#### PROVIDED PASSAGE
[start]

# Uploading MySQL database from my computer to server



## ignatz (Dec 23, 2002)

Can anybody post (or direct me to a post) directions on uploading my MySQL DB from my computer to the server. I'm using MacOS X Jaguar on my computer (if that makes any difference). The server I will be uploading to is linux.

I would love to have GUI to do this job, but if anybody knows of a good site with really clear directions for doing it through the terminal it would be most appreciated.

Thank you kindly (in advance),

ignatz


----------



## slur (Dec 28, 2002)

The best reference for this is at MySQL.com. Read about the "mysqldump" and "mysqlhotcopy" commands. Typically you'd use mysqldump to export the database to a text file, then use rcp, scp, or ftp to transfer the file to the other server, and then use the "mysql" command with input redirection to import the text file into the database on the destination server.

The approach I describe requires some understanding of shell scripting and how to set up automatic authentication via ftp, rcp, or scp (ssh), so you ought to read up on all that too.

On the other hand there may already be some pre-built solutions for doing just what you want, and I'd expect to find references for such stuff at the MySQL site, and probably at SourceForge.


----------



## ignatz (Dec 29, 2002)

thanks slur! I'm still having a hard time with php/mysql, but your tip helped.

thanks!

ignatz


----------



## podmate (Jan 2, 2003)

A fairly easy way to do it is to use mysqldump (as slur suggested).  

Here is example code you can use from the terminal commandline:
mysqldump --opt -p DATABASENAME > filepath/DATABASENAME.sql

--opt   adds the most commonly used mysqldump flags
-p  requires you to use the password for DATABASENAME

move the file created above to your server.

[end]

#### WRITTEN PROBLEM
Reproduce the forum thread on moving a MySQL database to a server, word for word from start to finish. The records aren't needed for this.

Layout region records
[start]

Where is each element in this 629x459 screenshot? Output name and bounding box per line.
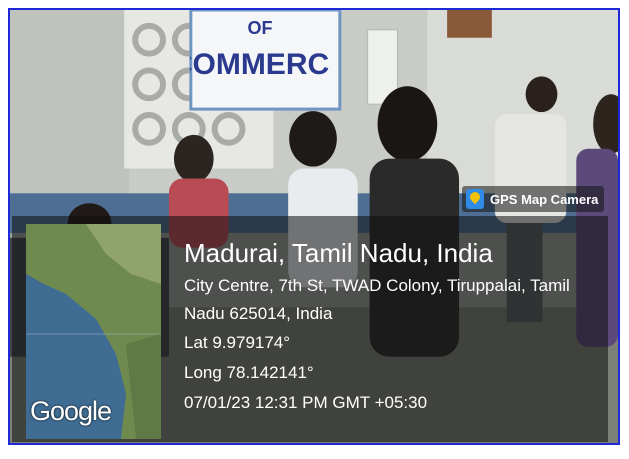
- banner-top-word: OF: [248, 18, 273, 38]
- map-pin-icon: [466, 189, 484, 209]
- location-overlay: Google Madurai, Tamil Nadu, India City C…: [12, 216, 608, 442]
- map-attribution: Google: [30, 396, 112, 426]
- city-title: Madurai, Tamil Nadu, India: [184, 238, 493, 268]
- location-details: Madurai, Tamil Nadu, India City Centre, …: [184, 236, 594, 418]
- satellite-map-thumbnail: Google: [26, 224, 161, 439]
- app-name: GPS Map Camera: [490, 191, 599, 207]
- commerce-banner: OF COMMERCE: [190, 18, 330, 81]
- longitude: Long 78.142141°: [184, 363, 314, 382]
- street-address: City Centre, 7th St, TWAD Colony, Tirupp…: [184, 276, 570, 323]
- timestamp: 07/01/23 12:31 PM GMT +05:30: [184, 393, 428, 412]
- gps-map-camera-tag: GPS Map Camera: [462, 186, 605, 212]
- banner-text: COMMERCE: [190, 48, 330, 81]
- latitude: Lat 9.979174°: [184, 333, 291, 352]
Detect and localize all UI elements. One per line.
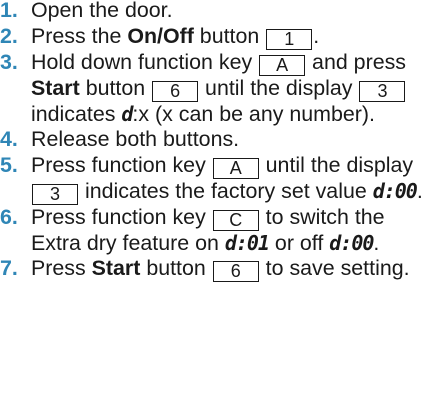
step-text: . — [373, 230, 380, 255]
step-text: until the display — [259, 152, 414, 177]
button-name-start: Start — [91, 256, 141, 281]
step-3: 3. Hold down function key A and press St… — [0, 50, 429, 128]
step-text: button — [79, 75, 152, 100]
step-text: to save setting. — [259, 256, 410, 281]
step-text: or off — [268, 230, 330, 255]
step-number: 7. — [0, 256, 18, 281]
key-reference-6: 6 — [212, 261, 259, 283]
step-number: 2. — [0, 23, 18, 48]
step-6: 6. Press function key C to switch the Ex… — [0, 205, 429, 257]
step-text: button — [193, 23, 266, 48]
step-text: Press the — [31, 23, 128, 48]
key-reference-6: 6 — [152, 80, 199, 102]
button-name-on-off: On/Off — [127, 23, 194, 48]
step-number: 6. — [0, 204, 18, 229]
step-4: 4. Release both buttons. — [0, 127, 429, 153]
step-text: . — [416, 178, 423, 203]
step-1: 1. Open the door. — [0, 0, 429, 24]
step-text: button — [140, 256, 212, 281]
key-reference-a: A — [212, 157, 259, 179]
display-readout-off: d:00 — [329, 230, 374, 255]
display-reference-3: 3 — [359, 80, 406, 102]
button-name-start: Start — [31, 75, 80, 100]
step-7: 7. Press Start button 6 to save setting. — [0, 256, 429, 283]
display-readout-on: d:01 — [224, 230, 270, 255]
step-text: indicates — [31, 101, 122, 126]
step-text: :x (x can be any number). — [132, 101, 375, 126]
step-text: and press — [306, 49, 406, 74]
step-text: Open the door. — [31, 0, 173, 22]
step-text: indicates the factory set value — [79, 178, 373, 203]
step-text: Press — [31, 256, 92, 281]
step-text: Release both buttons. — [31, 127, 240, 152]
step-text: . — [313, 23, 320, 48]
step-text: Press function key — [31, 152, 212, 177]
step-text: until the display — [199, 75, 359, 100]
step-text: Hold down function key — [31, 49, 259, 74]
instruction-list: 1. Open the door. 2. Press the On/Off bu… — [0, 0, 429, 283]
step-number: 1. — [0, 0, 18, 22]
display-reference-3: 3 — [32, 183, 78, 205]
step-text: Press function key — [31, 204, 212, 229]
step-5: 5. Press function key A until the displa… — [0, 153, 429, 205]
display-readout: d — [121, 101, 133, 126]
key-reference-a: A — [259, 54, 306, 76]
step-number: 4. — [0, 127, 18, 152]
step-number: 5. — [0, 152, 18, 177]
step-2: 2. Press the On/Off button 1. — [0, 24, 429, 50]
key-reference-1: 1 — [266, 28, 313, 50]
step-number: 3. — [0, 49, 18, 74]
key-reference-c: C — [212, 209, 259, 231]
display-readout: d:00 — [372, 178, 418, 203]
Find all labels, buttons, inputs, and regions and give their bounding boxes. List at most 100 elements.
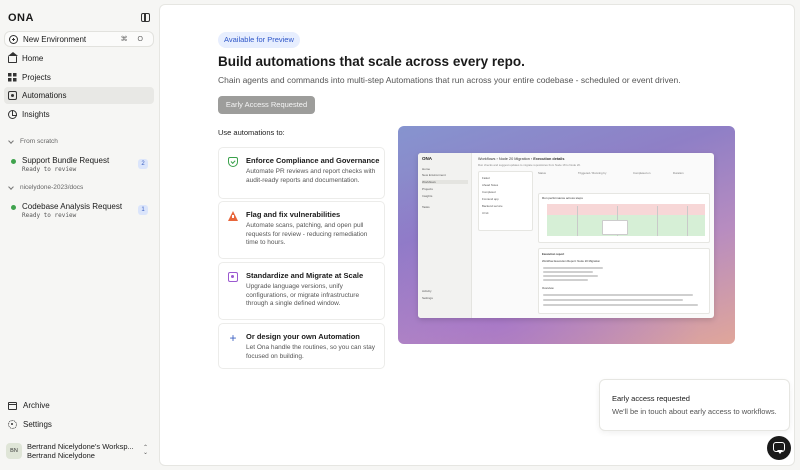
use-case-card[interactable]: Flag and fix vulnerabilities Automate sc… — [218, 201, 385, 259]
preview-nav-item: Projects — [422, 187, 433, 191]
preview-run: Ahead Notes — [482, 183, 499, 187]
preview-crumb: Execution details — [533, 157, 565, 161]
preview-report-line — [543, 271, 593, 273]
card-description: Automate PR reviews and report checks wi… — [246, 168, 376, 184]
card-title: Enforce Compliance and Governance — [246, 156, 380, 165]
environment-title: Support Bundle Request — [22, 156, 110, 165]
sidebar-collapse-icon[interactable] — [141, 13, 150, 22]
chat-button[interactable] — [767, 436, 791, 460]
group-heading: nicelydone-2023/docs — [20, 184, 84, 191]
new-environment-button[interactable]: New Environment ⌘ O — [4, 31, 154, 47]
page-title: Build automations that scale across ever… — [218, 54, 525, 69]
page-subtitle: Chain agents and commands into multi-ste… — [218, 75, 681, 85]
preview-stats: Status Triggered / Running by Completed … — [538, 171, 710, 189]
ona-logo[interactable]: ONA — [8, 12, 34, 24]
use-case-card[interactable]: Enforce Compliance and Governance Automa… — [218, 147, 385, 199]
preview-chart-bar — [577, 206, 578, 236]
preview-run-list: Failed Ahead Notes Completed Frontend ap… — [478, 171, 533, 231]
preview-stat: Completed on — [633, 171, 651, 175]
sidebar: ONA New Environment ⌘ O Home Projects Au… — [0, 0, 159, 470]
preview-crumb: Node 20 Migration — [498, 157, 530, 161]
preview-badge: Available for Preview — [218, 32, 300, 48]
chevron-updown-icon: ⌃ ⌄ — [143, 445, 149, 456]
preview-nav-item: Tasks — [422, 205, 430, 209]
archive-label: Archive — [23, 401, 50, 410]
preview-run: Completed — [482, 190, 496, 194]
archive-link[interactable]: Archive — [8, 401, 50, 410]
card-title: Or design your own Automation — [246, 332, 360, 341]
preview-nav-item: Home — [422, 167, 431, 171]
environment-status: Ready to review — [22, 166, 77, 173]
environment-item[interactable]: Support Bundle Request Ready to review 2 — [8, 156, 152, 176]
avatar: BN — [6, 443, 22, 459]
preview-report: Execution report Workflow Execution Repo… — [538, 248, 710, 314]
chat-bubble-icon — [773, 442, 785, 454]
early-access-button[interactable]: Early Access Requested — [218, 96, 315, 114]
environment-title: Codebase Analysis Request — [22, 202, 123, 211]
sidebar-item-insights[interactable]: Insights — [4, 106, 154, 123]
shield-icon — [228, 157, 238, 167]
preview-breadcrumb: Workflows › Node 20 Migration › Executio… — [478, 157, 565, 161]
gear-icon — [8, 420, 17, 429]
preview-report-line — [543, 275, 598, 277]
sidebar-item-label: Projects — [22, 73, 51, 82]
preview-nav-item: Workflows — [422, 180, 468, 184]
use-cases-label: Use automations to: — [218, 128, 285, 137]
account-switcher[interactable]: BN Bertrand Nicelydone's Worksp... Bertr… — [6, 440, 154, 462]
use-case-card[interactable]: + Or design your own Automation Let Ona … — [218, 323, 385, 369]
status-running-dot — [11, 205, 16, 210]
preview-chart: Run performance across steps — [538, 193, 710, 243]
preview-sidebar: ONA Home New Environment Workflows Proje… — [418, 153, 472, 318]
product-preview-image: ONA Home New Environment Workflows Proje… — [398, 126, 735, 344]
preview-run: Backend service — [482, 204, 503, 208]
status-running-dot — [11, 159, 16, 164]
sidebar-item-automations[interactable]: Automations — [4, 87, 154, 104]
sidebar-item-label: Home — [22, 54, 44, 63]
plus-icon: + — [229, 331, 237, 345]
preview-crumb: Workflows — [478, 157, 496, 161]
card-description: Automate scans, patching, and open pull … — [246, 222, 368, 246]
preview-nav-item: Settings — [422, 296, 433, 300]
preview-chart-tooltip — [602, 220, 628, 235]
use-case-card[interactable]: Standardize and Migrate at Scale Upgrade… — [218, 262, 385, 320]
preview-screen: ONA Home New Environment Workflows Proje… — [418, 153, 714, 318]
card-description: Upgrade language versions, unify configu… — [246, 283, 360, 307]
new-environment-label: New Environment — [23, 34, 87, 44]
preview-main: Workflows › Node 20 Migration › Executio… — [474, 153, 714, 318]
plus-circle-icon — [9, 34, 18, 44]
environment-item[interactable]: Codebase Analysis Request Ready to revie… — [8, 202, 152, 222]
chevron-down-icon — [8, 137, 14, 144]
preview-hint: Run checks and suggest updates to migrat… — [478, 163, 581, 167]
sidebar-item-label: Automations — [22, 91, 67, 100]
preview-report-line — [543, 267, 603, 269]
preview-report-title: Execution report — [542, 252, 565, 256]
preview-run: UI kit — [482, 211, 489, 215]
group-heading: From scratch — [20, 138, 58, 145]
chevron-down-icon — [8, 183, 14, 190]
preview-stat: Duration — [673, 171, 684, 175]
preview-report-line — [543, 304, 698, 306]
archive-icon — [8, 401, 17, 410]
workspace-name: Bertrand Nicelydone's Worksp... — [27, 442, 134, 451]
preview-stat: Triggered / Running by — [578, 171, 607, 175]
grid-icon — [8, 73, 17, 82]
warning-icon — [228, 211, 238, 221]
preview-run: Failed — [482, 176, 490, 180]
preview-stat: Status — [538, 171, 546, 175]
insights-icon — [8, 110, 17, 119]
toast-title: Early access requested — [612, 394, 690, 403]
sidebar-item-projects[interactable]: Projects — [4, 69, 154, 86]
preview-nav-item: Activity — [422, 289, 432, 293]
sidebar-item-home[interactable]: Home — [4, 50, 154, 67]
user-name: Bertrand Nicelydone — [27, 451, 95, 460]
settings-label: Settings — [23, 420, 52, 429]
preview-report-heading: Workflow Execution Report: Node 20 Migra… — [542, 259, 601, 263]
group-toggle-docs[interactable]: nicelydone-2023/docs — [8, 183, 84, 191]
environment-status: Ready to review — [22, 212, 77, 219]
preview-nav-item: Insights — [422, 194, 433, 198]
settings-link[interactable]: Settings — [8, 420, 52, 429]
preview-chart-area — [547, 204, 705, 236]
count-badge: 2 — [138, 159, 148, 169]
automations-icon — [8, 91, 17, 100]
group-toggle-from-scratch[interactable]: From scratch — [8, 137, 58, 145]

[end]

#### RESPONSE TO THE TASK
# Uploading MySQL database from my computer to server



## ignatz (Dec 23, 2002)

Can anybody post (or direct me to a post) directions on uploading my MySQL DB from my computer to the server. I'm using MacOS X Jaguar on my computer (if that makes any difference). The server I will be uploading to is linux.

I would love to have GUI to do this job, but if anybody knows of a good site with really clear directions for doing it through the terminal it would be most appreciated.

Thank you kindly (in advance),

ignatz


----------



## slur (Dec 28, 2002)

The best reference for this is at MySQL.com. Read about the "mysqldump" and "mysqlhotcopy" commands. Typically you'd use mysqldump to export the database to a text file, then use rcp, scp, or ftp to transfer the file to the other server, and then use the "mysql" command with input redirection to import the text file into the database on the destination server.

The approach I describe requires some understanding of shell scripting and how to set up automatic authentication via ftp, rcp, or scp (ssh), so you ought to read up on all that too.

On the other hand there may already be some pre-built solutions for doing just what you want, and I'd expect to find references for such stuff at the MySQL site, and probably at SourceForge.


----------



## ignatz (Dec 29, 2002)

thanks slur! I'm still having a hard time with php/mysql, but your tip helped.

thanks!

ignatz


----------



## podmate (Jan 2, 2003)

A fairly easy way to do it is to use mysqldump (as slur suggested).  

Here is example code you can use from the terminal commandline:
mysqldump --opt -p DATABASENAME > filepath/DATABASENAME.sql

--opt   adds the most commonly used mysqldump flags
-p  requires you to use the password for DATABASENAME

move the file created above to your server.